━━━ The data

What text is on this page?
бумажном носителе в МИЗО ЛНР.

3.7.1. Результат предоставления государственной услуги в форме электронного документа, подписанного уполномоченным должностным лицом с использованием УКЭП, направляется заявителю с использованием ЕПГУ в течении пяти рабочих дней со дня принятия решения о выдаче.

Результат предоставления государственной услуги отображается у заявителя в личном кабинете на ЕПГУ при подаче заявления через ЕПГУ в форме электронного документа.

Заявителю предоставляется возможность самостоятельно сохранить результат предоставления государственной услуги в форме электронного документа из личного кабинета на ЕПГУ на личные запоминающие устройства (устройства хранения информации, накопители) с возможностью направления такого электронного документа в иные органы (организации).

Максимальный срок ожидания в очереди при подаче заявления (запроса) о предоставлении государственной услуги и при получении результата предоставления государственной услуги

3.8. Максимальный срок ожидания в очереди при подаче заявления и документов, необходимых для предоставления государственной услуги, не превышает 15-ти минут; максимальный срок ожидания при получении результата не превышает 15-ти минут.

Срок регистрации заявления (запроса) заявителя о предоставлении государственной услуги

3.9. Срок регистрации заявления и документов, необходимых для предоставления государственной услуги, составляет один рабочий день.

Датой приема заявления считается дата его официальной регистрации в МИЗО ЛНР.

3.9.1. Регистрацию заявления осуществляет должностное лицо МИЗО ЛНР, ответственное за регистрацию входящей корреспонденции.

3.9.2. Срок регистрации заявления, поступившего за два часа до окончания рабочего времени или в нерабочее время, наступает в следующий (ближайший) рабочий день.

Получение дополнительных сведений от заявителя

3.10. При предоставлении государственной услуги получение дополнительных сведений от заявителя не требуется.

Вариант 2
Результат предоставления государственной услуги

━━━━━━

§ What the task asks:
Search the lines for "день". Copy each line that has it.

§ Response:
3.9. Срок регистрации заявления и документов, необходимых для предоставления государственной услуги, составляет один рабочий день.
3.9.2. Срок регистрации заявления, поступившего за два часа до окончания рабочего времени или в нерабочее время, наступает в следующий (ближайший) рабочий день.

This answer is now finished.